Work out how many lines in the entries contain the string "不動産価格は転換点を迎えた", and give nothing but that number.
--- START INPUT MATERIAL ---
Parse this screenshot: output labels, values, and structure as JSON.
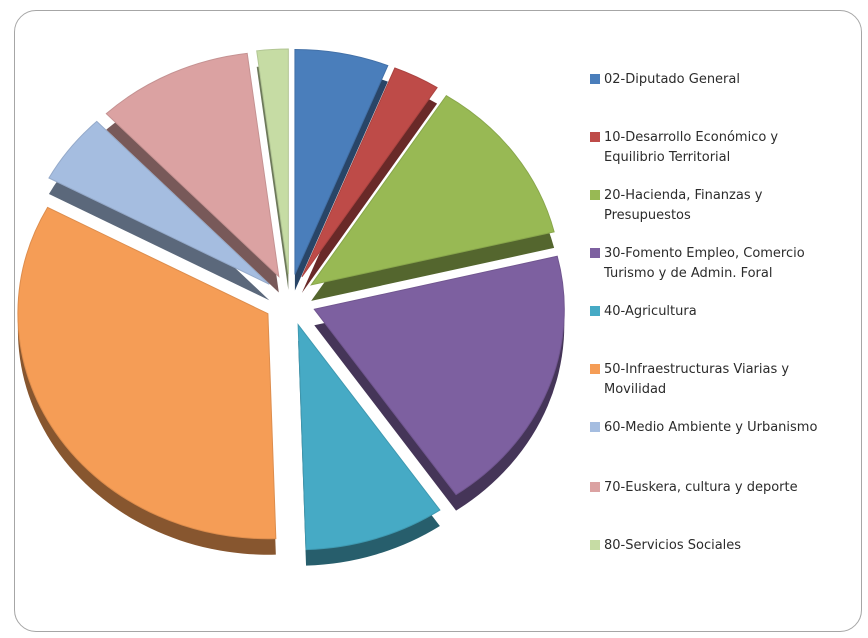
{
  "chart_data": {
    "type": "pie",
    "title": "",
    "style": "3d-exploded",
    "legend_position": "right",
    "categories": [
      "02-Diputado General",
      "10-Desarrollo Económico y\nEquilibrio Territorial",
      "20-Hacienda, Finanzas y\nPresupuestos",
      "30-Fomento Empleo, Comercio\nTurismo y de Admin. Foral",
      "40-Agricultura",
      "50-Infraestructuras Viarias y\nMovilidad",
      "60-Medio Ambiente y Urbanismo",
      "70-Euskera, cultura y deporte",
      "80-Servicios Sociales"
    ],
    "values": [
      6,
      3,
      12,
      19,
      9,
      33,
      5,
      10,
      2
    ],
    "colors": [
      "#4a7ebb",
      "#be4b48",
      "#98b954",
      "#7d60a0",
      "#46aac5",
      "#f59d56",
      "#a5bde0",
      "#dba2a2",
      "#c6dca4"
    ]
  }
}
--- END INPUT MATERIAL ---
--- START INPUT MATERIAL ---
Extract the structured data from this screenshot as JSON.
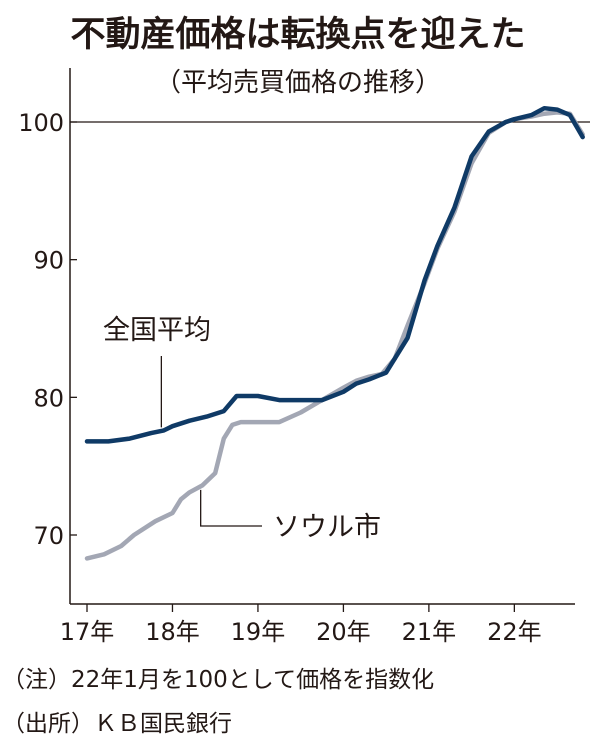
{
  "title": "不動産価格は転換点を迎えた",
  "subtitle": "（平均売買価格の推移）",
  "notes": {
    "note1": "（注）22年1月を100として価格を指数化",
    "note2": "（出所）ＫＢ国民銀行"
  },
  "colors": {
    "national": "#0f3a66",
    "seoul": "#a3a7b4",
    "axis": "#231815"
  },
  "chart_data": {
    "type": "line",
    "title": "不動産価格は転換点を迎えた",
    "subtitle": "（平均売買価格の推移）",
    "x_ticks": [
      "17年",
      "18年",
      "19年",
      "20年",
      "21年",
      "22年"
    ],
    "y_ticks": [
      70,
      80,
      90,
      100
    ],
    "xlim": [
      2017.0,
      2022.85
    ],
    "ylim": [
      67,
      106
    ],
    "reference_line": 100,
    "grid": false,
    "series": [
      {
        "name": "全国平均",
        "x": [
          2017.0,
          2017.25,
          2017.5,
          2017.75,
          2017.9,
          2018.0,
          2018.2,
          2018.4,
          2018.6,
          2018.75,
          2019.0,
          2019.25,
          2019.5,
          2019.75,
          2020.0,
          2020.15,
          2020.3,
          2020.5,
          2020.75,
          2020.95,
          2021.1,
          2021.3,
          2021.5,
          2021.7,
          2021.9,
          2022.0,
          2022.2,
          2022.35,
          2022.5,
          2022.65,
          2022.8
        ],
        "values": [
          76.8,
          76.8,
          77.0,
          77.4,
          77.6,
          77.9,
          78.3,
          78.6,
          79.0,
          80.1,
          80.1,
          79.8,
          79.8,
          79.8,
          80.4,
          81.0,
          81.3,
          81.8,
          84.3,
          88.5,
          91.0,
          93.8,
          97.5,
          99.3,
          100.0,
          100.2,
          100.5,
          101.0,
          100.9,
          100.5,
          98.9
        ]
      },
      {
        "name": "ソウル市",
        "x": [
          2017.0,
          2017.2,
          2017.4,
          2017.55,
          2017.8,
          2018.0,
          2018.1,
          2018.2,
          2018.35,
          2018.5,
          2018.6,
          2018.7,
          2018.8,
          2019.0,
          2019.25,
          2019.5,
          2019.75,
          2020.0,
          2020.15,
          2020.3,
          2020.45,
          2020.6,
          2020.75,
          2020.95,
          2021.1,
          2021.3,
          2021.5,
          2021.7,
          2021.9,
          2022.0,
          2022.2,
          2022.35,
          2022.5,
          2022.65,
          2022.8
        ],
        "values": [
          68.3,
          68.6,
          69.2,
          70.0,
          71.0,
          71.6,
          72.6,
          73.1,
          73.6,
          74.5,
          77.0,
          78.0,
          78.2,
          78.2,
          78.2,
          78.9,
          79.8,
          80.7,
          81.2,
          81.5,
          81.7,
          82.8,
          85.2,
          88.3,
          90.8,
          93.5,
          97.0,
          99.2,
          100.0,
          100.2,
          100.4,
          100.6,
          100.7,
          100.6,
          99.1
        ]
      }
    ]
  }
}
--- END INPUT MATERIAL ---
--- START INPUT MATERIAL ---
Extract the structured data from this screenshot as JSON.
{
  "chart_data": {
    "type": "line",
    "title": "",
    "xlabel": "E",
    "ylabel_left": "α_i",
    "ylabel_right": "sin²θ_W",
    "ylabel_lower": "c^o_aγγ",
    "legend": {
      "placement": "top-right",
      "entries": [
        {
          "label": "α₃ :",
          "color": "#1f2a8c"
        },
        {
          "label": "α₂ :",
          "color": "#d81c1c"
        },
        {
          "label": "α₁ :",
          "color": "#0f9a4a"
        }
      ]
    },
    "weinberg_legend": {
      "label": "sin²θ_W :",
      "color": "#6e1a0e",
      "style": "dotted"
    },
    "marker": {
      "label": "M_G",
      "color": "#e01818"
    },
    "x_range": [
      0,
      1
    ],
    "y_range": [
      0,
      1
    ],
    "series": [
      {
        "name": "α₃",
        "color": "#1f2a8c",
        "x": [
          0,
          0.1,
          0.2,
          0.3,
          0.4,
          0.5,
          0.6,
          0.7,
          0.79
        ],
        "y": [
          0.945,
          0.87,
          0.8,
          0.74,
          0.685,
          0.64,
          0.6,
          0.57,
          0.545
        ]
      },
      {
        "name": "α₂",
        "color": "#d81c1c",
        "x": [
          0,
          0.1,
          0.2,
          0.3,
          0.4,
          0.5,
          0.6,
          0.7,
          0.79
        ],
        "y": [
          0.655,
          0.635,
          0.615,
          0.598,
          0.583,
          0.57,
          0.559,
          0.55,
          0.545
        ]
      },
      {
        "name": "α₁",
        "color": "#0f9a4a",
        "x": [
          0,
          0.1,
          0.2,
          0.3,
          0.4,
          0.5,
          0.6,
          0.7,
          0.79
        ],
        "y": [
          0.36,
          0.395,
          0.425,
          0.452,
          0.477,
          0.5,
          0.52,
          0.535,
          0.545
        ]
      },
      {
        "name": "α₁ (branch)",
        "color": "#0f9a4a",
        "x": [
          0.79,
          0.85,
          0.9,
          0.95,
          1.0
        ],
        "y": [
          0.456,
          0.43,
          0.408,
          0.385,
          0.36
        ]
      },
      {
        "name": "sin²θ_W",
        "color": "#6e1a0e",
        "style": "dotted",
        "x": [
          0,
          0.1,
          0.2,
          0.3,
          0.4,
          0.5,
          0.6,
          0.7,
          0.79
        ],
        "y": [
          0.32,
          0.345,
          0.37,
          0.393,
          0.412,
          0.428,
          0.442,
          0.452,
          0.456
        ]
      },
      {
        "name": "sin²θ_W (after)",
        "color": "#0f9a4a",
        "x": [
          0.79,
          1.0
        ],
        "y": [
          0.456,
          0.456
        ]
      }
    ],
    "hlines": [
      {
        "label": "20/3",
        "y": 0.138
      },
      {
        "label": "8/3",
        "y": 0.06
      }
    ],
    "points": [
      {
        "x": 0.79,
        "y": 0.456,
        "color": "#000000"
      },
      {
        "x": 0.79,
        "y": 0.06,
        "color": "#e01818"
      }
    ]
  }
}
--- END INPUT MATERIAL ---
ANSWER TO THE TASK: 2